Your goal :: Locate every line in the material below that has the word "کاهش". Copy each of those lines.

Collected data entries ::
■ ■ ■ ■ ■

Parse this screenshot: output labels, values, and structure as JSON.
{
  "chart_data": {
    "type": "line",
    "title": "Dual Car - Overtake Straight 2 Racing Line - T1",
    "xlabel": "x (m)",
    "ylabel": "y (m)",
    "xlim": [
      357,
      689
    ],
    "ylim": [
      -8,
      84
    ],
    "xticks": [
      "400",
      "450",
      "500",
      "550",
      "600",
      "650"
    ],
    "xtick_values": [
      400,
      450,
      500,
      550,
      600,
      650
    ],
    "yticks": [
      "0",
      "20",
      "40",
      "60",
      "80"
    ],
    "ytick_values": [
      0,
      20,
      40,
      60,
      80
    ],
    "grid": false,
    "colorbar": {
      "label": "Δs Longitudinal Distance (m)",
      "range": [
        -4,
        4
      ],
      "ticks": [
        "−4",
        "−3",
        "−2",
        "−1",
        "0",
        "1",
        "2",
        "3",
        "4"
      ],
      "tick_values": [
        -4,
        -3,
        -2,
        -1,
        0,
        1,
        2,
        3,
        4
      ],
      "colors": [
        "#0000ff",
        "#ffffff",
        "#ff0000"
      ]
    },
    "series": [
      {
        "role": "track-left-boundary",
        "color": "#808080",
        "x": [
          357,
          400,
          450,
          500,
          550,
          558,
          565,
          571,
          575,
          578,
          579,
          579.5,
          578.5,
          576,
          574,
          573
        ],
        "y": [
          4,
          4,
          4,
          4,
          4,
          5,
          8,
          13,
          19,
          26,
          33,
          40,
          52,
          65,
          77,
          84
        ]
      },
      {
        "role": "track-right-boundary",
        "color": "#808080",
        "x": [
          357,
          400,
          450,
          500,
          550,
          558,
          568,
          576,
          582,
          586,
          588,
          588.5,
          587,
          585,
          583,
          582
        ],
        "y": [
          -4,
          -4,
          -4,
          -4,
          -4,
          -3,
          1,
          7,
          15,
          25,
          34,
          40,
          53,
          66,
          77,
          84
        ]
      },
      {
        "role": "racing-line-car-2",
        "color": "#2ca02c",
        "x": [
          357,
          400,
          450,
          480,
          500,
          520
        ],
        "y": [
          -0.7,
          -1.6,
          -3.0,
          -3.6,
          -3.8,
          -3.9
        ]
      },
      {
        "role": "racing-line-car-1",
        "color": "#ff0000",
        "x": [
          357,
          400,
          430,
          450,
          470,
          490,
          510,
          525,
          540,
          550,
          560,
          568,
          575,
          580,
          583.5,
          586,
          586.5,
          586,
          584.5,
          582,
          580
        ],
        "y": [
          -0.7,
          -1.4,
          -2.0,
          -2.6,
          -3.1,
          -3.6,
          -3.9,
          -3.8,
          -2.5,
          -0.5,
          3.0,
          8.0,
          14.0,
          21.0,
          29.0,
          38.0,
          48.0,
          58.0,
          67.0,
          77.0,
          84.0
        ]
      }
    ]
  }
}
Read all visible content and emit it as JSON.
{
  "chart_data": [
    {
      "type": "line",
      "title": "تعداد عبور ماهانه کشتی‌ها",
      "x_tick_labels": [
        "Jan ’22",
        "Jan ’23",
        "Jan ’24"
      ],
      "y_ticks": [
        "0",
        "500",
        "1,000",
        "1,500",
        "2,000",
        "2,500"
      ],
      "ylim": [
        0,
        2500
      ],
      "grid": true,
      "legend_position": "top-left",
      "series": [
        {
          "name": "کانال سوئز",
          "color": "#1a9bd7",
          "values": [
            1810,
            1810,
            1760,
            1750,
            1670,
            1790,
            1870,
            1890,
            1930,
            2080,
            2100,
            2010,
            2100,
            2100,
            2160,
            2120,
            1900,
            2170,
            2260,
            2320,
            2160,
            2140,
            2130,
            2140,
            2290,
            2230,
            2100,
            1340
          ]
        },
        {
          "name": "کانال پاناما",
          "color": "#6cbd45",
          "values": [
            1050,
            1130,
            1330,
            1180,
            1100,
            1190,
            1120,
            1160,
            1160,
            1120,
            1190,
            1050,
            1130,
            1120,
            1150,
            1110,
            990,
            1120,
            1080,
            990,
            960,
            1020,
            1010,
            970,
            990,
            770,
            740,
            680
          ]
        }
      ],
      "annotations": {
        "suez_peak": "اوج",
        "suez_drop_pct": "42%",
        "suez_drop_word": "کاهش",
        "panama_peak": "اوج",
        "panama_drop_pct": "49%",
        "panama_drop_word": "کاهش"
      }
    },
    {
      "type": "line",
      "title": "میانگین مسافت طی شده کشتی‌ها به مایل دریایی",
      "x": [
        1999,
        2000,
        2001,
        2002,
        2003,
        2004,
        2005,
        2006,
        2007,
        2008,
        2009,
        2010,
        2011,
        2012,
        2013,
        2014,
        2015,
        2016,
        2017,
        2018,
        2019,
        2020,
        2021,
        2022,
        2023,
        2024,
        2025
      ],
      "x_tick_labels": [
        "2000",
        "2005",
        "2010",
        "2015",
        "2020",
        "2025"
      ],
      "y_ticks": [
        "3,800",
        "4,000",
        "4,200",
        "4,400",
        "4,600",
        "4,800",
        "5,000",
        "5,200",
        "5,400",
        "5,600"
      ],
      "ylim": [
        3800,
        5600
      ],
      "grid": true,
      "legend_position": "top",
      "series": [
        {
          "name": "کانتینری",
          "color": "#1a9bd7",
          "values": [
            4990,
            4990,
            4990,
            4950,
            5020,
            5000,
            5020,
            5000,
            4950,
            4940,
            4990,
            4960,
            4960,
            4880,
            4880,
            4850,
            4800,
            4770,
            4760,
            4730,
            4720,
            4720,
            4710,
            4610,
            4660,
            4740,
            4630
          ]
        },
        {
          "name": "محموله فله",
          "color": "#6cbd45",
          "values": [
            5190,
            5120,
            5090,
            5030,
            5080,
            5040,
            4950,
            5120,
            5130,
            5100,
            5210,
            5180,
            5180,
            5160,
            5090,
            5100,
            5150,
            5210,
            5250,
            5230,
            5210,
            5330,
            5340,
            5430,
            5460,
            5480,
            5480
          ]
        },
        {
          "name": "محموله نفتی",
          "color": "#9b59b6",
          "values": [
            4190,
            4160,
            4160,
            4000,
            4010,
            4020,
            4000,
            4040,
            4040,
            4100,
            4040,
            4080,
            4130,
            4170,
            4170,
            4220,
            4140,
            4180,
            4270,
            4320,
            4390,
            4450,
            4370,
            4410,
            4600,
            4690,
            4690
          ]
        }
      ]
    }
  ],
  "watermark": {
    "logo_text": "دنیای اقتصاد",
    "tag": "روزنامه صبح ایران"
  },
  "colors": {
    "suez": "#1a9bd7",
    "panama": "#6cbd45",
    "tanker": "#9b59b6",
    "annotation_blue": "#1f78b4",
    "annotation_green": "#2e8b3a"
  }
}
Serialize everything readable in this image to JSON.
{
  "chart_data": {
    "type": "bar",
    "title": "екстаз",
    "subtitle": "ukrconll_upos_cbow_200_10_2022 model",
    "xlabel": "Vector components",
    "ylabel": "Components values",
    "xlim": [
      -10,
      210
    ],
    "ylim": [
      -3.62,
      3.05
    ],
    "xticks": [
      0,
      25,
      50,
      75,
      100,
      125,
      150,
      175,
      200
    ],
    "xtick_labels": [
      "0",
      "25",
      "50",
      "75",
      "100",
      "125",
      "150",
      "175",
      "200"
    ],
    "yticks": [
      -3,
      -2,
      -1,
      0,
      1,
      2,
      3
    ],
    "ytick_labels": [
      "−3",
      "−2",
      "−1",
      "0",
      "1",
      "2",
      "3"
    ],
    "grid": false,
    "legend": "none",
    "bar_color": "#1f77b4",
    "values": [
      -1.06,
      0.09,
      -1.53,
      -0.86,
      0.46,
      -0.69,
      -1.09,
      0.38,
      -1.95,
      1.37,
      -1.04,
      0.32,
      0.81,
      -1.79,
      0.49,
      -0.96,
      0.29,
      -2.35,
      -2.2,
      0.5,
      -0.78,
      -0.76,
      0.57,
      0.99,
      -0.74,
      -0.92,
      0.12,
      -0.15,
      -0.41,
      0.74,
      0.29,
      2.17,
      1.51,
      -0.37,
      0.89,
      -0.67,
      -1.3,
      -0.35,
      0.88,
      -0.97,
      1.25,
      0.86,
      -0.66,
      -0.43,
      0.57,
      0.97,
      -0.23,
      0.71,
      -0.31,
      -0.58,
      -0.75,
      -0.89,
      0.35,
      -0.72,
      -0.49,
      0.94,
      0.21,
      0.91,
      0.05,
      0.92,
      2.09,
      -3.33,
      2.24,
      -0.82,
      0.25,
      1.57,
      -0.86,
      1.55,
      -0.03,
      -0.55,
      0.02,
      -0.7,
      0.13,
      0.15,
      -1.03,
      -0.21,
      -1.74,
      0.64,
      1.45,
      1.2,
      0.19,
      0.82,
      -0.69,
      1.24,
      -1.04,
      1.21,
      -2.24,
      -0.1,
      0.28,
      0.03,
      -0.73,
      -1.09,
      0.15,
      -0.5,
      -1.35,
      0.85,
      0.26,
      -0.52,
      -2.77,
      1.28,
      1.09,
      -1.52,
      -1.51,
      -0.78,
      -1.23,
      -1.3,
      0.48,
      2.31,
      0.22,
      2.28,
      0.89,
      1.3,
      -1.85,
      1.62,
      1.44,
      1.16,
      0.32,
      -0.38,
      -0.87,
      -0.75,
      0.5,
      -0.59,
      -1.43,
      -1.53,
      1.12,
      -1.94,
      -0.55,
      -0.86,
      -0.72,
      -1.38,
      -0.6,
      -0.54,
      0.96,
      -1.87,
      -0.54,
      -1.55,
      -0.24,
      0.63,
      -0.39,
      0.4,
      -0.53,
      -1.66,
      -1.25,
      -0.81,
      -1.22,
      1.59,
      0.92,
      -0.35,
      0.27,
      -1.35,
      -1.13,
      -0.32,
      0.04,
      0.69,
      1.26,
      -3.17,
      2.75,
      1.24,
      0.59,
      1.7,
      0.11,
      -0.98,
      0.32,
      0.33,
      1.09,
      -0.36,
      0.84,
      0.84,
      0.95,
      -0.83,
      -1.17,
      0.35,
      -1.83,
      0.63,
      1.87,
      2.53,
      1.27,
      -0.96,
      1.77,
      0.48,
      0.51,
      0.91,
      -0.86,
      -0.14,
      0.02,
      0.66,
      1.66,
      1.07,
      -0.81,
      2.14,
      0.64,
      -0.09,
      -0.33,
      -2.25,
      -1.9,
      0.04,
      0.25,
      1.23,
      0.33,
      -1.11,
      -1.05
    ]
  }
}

■ ■ ■ ■ ■

Full solution ::
        "suez_drop_word": "کاهش",
        "panama_drop_word": "کاهش"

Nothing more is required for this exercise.